--- start ---

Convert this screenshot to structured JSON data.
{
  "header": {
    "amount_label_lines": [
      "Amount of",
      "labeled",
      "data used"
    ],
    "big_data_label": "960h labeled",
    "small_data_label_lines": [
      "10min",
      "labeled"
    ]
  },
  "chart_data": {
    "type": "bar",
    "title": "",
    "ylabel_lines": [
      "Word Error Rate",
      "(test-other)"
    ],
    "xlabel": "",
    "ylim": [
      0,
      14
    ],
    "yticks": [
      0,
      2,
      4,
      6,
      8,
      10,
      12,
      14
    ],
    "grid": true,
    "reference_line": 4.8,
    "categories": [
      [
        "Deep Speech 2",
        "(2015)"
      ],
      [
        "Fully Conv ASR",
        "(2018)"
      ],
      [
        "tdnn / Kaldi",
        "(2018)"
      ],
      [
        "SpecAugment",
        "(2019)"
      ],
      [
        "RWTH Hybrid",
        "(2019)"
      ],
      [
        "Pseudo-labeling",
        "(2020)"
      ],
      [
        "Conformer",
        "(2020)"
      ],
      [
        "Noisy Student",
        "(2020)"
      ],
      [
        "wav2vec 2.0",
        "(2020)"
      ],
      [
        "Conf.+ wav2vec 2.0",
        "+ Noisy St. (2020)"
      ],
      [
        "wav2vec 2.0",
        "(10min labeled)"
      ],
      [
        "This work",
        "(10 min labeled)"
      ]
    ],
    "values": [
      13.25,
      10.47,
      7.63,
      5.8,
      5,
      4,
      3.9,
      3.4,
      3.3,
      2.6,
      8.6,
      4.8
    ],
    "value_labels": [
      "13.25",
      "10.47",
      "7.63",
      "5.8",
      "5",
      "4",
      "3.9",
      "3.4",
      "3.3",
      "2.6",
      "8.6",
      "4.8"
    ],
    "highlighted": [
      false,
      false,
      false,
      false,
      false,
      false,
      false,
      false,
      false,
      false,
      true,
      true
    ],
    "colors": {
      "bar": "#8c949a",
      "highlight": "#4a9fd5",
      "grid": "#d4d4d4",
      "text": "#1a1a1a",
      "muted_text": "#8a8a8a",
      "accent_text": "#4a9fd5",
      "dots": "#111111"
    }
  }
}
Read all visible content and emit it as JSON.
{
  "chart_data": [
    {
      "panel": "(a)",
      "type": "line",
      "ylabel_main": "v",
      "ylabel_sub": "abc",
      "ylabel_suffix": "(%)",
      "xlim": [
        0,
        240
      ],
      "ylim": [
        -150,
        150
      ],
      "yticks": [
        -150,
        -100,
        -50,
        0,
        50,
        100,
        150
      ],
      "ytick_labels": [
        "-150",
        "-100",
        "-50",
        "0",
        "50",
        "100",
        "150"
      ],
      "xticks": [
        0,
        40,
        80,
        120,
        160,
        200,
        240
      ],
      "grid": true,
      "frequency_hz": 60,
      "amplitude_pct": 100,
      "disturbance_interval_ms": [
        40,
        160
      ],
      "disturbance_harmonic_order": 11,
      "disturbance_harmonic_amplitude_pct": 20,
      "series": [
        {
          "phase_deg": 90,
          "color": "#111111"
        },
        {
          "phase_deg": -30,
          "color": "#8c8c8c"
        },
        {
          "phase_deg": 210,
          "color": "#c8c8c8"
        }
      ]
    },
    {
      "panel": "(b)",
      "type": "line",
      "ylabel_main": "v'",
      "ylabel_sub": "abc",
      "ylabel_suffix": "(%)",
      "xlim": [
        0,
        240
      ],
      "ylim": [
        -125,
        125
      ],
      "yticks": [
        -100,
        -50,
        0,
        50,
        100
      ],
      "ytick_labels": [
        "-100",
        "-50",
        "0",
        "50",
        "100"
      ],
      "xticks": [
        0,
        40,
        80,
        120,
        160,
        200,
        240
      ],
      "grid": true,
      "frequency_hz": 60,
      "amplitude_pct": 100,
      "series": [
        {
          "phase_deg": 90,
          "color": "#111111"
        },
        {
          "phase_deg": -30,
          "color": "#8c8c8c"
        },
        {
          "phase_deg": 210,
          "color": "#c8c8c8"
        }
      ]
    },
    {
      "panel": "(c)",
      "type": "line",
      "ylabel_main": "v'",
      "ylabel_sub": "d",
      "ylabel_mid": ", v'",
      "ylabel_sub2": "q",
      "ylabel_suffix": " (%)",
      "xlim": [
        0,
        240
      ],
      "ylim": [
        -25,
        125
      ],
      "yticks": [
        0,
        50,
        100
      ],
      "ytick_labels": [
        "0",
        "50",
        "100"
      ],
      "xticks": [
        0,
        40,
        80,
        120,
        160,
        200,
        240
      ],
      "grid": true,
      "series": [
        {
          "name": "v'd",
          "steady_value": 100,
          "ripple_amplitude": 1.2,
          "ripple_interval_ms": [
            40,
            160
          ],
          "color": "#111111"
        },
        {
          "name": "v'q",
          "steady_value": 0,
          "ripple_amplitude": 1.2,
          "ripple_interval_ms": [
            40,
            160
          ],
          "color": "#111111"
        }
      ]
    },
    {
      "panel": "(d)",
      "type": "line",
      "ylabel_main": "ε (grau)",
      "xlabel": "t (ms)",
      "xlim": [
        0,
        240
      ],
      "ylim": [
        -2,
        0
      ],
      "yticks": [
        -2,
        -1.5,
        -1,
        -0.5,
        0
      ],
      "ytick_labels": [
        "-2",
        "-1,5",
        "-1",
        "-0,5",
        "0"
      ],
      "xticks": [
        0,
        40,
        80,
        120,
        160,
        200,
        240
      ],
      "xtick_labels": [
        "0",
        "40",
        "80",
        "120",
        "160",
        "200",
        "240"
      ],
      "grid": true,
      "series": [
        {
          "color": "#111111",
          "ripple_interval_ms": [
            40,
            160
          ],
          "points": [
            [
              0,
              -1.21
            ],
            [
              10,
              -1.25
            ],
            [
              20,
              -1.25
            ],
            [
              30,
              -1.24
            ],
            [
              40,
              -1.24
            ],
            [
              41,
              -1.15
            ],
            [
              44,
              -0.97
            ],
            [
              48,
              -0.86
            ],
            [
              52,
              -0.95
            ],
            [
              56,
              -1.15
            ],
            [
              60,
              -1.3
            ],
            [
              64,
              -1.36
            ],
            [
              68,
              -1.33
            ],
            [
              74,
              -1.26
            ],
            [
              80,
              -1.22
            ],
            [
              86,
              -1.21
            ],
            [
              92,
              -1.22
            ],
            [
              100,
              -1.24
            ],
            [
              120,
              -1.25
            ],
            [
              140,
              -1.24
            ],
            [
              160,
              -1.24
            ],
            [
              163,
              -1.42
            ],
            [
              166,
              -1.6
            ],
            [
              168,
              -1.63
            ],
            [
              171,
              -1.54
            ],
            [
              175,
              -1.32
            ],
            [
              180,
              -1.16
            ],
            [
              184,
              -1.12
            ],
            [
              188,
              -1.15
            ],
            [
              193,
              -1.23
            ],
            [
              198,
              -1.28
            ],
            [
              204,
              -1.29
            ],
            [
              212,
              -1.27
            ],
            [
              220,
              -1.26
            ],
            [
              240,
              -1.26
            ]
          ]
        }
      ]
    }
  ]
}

--- end ---

Make an exact copy of the records.

* _The solution_
Convert this screenshot to structured JSON data.
{
  "header": {
    "amount_label_lines": [
      "Amount of",
      "labeled",
      "data used"
    ],
    "big_data_label": "960h labeled",
    "small_data_label_lines": [
      "10min",
      "labeled"
    ]
  },
  "chart_data": {
    "type": "bar",
    "title": "",
    "ylabel_lines": [
      "Word Error Rate",
      "(test-other)"
    ],
    "xlabel": "",
    "ylim": [
      0,
      14
    ],
    "yticks": [
      0,
      2,
      4,
      6,
      8,
      10,
      12,
      14
    ],
    "grid": true,
    "reference_line": 4.8,
    "categories": [
      [
        "Deep Speech 2",
        "(2015)"
      ],
      [
        "Fully Conv ASR",
        "(2018)"
      ],
      [
        "tdnn / Kaldi",
        "(2018)"
      ],
      [
        "SpecAugment",
        "(2019)"
      ],
      [
        "RWTH Hybrid",
        "(2019)"
      ],
      [
        "Pseudo-labeling",
        "(2020)"
      ],
      [
        "Conformer",
        "(2020)"
      ],
      [
        "Noisy Student",
        "(2020)"
      ],
      [
        "wav2vec 2.0",
        "(2020)"
      ],
      [
        "Conf.+ wav2vec 2.0",
        "+ Noisy St. (2020)"
      ],
      [
        "wav2vec 2.0",
        "(10min labeled)"
      ],
      [
        "This work",
        "(10 min labeled)"
      ]
    ],
    "values": [
      13.25,
      10.47,
      7.63,
      5.8,
      5,
      4,
      3.9,
      3.4,
      3.3,
      2.6,
      8.6,
      4.8
    ],
    "value_labels": [
      "13.25",
      "10.47",
      "7.63",
      "5.8",
      "5",
      "4",
      "3.9",
      "3.4",
      "3.3",
      "2.6",
      "8.6",
      "4.8"
    ],
    "highlighted": [
      false,
      false,
      false,
      false,
      false,
      false,
      false,
      false,
      false,
      false,
      true,
      true
    ],
    "colors": {
      "bar": "#8c949a",
      "highlight": "#4a9fd5",
      "grid": "#d4d4d4",
      "text": "#1a1a1a",
      "muted_text": "#8a8a8a",
      "accent_text": "#4a9fd5",
      "dots": "#111111"
    }
  }
}
Read all visible content and emit it as JSON.
{
  "chart_data": [
    {
      "panel": "(a)",
      "type": "line",
      "ylabel_main": "v",
      "ylabel_sub": "abc",
      "ylabel_suffix": "(%)",
      "xlim": [
        0,
        240
      ],
      "ylim": [
        -150,
        150
      ],
      "yticks": [
        -150,
        -100,
        -50,
        0,
        50,
        100,
        150
      ],
      "ytick_labels": [
        "-150",
        "-100",
        "-50",
        "0",
        "50",
        "100",
        "150"
      ],
      "xticks": [
        0,
        40,
        80,
        120,
        160,
        200,
        240
      ],
      "grid": true,
      "frequency_hz": 60,
      "amplitude_pct": 100,
      "disturbance_interval_ms": [
        40,
        160
      ],
      "disturbance_harmonic_order": 11,
      "disturbance_harmonic_amplitude_pct": 20,
      "series": [
        {
          "phase_deg": 90,
          "color": "#111111"
        },
        {
          "phase_deg": -30,
          "color": "#8c8c8c"
        },
        {
          "phase_deg": 210,
          "color": "#c8c8c8"
        }
      ]
    },
    {
      "panel": "(b)",
      "type": "line",
      "ylabel_main": "v'",
      "ylabel_sub": "abc",
      "ylabel_suffix": "(%)",
      "xlim": [
        0,
        240
      ],
      "ylim": [
        -125,
        125
      ],
      "yticks": [
        -100,
        -50,
        0,
        50,
        100
      ],
      "ytick_labels": [
        "-100",
        "-50",
        "0",
        "50",
        "100"
      ],
      "xticks": [
        0,
        40,
        80,
        120,
        160,
        200,
        240
      ],
      "grid": true,
      "frequency_hz": 60,
      "amplitude_pct": 100,
      "series": [
        {
          "phase_deg": 90,
          "color": "#111111"
        },
        {
          "phase_deg": -30,
          "color": "#8c8c8c"
        },
        {
          "phase_deg": 210,
          "color": "#c8c8c8"
        }
      ]
    },
    {
      "panel": "(c)",
      "type": "line",
      "ylabel_main": "v'",
      "ylabel_sub": "d",
      "ylabel_mid": ", v'",
      "ylabel_sub2": "q",
      "ylabel_suffix": " (%)",
      "xlim": [
        0,
        240
      ],
      "ylim": [
        -25,
        125
      ],
      "yticks": [
        0,
        50,
        100
      ],
      "ytick_labels": [
        "0",
        "50",
        "100"
      ],
      "xticks": [
        0,
        40,
        80,
        120,
        160,
        200,
        240
      ],
      "grid": true,
      "series": [
        {
          "name": "v'd",
          "steady_value": 100,
          "ripple_amplitude": 1.2,
          "ripple_interval_ms": [
            40,
            160
          ],
          "color": "#111111"
        },
        {
          "name": "v'q",
          "steady_value": 0,
          "ripple_amplitude": 1.2,
          "ripple_interval_ms": [
            40,
            160
          ],
          "color": "#111111"
        }
      ]
    },
    {
      "panel": "(d)",
      "type": "line",
      "ylabel_main": "ε (grau)",
      "xlabel": "t (ms)",
      "xlim": [
        0,
        240
      ],
      "ylim": [
        -2,
        0
      ],
      "yticks": [
        -2,
        -1.5,
        -1,
        -0.5,
        0
      ],
      "ytick_labels": [
        "-2",
        "-1,5",
        "-1",
        "-0,5",
        "0"
      ],
      "xticks": [
        0,
        40,
        80,
        120,
        160,
        200,
        240
      ],
      "xtick_labels": [
        "0",
        "40",
        "80",
        "120",
        "160",
        "200",
        "240"
      ],
      "grid": true,
      "series": [
        {
          "color": "#111111",
          "ripple_interval_ms": [
            40,
            160
          ],
          "points": [
            [
              0,
              -1.21
            ],
            [
              10,
              -1.25
            ],
            [
              20,
              -1.25
            ],
            [
              30,
              -1.24
            ],
            [
              40,
              -1.24
            ],
            [
              41,
              -1.15
            ],
            [
              44,
              -0.97
            ],
            [
              48,
              -0.86
            ],
            [
              52,
              -0.95
            ],
            [
              56,
              -1.15
            ],
            [
              60,
              -1.3
            ],
            [
              64,
              -1.36
            ],
            [
              68,
              -1.33
            ],
            [
              74,
              -1.26
            ],
            [
              80,
              -1.22
            ],
            [
              86,
              -1.21
            ],
            [
              92,
              -1.22
            ],
            [
              100,
              -1.24
            ],
            [
              120,
              -1.25
            ],
            [
              140,
              -1.24
            ],
            [
              160,
              -1.24
            ],
            [
              163,
              -1.42
            ],
            [
              166,
              -1.6
            ],
            [
              168,
              -1.63
            ],
            [
              171,
              -1.54
            ],
            [
              175,
              -1.32
            ],
            [
              180,
              -1.16
            ],
            [
              184,
              -1.12
            ],
            [
              188,
              -1.15
            ],
            [
              193,
              -1.23
            ],
            [
              198,
              -1.28
            ],
            [
              204,
              -1.29
            ],
            [
              212,
              -1.27
            ],
            [
              220,
              -1.26
            ],
            [
              240,
              -1.26
            ]
          ]
        }
      ]
    }
  ]
}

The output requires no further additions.